> _THE REQUEST_
Identify the lines that contain the word "this" and copy each one.

> _RECORDS FOR PROCESSING_

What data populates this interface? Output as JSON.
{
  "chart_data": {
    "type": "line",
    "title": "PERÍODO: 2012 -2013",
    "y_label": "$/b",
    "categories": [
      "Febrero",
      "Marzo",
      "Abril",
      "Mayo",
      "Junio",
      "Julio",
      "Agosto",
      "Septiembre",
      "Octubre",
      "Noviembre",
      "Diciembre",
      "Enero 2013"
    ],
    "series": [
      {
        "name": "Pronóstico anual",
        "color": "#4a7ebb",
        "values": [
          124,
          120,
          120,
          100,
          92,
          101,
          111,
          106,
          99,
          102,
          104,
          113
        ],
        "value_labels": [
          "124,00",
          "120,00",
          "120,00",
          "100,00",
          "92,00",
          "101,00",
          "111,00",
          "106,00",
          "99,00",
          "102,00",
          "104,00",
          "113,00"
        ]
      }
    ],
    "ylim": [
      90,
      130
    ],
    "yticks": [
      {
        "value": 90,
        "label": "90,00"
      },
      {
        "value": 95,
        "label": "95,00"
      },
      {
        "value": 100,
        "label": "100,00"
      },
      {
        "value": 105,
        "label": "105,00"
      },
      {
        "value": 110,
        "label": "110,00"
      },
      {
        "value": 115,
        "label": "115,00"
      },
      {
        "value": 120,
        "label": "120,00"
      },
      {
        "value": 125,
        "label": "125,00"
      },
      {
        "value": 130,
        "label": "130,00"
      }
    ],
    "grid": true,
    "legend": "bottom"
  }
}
--
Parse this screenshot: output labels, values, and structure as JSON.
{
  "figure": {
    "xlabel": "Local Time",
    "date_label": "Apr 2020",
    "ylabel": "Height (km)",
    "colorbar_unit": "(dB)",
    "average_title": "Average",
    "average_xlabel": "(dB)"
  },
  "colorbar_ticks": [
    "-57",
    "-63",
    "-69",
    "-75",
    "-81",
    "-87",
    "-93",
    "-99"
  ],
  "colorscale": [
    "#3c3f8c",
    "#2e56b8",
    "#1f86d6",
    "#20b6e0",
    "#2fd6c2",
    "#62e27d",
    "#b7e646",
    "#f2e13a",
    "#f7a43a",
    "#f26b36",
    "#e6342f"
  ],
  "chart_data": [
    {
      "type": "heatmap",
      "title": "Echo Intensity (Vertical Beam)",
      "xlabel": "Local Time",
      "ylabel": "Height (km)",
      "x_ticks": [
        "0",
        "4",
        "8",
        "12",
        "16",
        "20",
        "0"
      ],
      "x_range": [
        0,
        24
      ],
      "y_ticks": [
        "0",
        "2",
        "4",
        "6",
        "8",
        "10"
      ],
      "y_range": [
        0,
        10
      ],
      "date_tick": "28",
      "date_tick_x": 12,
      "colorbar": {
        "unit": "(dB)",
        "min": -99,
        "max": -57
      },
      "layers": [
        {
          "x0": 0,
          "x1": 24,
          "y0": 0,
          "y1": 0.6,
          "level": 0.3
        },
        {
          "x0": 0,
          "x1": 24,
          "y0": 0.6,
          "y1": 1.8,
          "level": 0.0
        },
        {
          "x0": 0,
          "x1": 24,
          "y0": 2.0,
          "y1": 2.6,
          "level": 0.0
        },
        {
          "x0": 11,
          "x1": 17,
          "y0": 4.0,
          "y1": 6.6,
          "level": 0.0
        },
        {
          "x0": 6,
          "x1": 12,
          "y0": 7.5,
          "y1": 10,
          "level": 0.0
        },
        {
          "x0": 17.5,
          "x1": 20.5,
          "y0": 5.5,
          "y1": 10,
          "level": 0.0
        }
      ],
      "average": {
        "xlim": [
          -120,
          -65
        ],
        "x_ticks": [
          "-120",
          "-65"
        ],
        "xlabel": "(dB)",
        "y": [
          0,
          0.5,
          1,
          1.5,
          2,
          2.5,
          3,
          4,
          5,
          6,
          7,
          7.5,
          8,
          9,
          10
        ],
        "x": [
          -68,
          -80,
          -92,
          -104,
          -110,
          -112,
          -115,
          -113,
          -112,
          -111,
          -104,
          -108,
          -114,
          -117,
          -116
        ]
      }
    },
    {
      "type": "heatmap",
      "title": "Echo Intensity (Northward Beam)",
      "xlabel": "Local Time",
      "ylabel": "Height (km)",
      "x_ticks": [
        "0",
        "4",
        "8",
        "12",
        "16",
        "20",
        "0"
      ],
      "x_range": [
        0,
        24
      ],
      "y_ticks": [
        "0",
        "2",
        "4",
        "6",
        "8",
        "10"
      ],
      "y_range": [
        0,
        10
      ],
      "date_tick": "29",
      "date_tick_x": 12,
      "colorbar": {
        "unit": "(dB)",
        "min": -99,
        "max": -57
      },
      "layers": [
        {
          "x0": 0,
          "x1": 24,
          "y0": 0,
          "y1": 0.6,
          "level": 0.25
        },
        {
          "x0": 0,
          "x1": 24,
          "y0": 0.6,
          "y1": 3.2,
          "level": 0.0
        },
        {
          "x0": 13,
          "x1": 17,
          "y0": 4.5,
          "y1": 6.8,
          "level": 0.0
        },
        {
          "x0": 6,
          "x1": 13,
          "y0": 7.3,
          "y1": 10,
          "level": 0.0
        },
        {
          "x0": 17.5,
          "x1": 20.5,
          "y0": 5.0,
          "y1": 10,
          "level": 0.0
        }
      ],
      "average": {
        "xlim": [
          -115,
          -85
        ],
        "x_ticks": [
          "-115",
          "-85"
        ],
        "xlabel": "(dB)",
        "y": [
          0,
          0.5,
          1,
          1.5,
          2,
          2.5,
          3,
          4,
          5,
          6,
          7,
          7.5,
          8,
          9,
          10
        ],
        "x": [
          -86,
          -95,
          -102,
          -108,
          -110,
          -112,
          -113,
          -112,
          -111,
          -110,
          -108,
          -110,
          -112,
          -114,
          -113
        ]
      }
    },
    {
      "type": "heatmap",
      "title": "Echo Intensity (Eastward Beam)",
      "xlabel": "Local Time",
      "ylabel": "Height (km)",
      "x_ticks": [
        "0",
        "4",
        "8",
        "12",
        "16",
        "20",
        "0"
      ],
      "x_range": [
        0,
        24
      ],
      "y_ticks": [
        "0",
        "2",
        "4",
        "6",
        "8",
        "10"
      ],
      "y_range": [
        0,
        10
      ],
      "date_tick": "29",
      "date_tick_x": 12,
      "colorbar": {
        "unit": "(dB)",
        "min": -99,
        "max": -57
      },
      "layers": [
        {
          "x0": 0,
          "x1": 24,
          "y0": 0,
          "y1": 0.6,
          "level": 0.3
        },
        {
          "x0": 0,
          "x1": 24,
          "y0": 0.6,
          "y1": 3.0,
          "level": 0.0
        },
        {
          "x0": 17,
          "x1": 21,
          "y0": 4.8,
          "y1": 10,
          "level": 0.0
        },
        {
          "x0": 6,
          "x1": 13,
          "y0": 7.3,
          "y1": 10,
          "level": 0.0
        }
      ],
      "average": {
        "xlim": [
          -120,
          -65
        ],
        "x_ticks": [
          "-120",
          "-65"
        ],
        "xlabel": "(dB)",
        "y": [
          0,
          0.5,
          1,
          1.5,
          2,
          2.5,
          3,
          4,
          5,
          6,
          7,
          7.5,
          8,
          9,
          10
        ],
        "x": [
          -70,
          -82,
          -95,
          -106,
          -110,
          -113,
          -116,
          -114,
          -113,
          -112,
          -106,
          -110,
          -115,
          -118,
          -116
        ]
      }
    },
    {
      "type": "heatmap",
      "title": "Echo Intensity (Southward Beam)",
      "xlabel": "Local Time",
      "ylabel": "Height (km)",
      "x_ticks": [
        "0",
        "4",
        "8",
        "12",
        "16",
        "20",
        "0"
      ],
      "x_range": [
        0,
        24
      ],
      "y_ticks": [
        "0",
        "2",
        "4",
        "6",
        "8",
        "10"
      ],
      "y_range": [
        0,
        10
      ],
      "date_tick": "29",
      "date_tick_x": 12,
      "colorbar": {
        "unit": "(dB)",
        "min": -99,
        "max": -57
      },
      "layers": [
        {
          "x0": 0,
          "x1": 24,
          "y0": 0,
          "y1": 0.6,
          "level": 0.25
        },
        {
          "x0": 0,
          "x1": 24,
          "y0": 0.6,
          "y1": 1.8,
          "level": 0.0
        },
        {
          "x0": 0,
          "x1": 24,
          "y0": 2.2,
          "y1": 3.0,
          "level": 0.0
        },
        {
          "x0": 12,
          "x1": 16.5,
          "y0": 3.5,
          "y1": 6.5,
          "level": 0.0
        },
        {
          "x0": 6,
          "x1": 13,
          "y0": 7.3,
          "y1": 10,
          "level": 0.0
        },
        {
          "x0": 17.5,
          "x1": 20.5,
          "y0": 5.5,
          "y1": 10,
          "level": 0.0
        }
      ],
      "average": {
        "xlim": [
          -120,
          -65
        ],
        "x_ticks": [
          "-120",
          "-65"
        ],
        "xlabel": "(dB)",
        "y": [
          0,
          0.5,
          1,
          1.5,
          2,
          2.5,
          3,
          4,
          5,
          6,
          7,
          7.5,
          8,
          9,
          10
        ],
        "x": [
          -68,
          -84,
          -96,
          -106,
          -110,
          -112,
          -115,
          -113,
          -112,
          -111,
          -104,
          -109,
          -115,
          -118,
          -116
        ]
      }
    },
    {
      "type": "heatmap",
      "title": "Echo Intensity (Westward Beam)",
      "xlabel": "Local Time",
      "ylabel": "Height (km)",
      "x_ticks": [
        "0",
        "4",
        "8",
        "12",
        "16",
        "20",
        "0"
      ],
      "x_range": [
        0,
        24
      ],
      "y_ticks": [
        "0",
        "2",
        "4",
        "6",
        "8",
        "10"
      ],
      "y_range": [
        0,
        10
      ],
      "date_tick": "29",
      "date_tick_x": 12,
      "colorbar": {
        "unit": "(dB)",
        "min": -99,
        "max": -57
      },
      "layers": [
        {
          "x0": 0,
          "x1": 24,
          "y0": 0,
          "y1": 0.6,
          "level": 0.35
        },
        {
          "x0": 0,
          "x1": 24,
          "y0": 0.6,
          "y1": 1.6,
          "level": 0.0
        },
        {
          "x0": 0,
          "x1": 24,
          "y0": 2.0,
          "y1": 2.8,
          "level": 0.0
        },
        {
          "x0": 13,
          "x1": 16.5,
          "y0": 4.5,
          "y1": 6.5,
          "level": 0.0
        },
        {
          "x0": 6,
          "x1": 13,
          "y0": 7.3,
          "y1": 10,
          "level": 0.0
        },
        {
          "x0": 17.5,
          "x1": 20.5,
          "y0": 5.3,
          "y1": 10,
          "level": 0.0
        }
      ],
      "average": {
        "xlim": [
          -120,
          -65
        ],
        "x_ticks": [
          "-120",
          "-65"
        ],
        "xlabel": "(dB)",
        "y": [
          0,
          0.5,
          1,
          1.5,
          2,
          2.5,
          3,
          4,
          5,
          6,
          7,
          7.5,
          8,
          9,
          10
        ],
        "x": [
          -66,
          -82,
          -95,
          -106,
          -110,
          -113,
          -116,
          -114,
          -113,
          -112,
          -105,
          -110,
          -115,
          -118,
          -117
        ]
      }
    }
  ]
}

> _WRITTEN RESPONSE_
What data populates this interface? Output as JSON.
Parse this screenshot: output labels, values, and structure as JSON.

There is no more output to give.